● PROBLEM STATEMENT
Would you set down every entry shown below, precisely as written?

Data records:

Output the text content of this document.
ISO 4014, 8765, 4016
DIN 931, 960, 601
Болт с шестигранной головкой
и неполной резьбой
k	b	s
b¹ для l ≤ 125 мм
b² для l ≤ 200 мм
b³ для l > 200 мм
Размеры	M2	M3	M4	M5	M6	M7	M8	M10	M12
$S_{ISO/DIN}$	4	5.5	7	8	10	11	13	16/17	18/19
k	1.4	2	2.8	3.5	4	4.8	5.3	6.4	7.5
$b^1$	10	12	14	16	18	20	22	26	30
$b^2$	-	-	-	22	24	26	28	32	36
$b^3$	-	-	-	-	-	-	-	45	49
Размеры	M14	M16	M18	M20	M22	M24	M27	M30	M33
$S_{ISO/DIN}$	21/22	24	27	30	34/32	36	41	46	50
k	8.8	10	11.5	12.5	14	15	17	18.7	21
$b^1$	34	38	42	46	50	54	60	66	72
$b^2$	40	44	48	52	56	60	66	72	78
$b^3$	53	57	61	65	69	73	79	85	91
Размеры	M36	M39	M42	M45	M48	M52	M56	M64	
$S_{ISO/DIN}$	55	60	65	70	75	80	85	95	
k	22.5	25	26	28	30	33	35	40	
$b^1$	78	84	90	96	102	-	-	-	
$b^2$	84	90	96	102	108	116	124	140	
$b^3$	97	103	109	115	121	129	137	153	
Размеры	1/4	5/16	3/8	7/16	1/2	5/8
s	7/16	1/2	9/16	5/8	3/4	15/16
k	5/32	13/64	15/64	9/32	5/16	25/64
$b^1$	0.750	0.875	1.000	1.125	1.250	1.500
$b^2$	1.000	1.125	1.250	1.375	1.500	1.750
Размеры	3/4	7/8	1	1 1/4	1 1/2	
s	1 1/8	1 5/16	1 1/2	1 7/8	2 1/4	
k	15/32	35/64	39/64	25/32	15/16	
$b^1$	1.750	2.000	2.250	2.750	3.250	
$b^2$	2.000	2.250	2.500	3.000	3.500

● ANSWER TO THE EXERCISE
Output the text content of this document.
ISO 4014, 8765, 4016
DIN 931, 960, 601
Болт с шестигранной головкой
и неполной резьбой
k	b	s
b¹ для l ≤ 125 мм
b² для l ≤ 200 мм
b³ для l > 200 мм
Размеры	M2	M3	M4	M5	M6	M7	M8	M10	M12
$S_{ISO/DIN}$	4	5.5	7	8	10	11	13	16/17	18/19
k	1.4	2	2.8	3.5	4	4.8	5.3	6.4	7.5
$b^1$	10	12	14	16	18	20	22	26	30
$b^2$	-	-	-	22	24	26	28	32	36
$b^3$	-	-	-	-	-	-	-	45	49
Размеры	M14	M16	M18	M20	M22	M24	M27	M30	M33
$S_{ISO/DIN}$	21/22	24	27	30	34/32	36	41	46	50
k	8.8	10	11.5	12.5	14	15	17	18.7	21
$b^1$	34	38	42	46	50	54	60	66	72
$b^2$	40	44	48	52	56	60	66	72	78
$b^3$	53	57	61	65	69	73	79	85	91
Размеры	M36	M39	M42	M45	M48	M52	M56	M64	
$S_{ISO/DIN}$	55	60	65	70	75	80	85	95	
k	22.5	25	26	28	30	33	35	40	
$b^1$	78	84	90	96	102	-	-	-	
$b^2$	84	90	96	102	108	116	124	140	
$b^3$	97	103	109	115	121	129	137	153	
Размеры	1/4	5/16	3/8	7/16	1/2	5/8
s	7/16	1/2	9/16	5/8	3/4	15/16
k	5/32	13/64	15/64	9/32	5/16	25/64
$b^1$	0.750	0.875	1.000	1.125	1.250	1.500
$b^2$	1.000	1.125	1.250	1.375	1.500	1.750
Размеры	3/4	7/8	1	1 1/4	1 1/2	
s	1 1/8	1 5/16	1 1/2	1 7/8	2 1/4	
k	15/32	35/64	39/64	25/32	15/16	
$b^1$	1.750	2.000	2.250	2.750	3.250	
$b^2$	2.000	2.250	2.500	3.000	3.500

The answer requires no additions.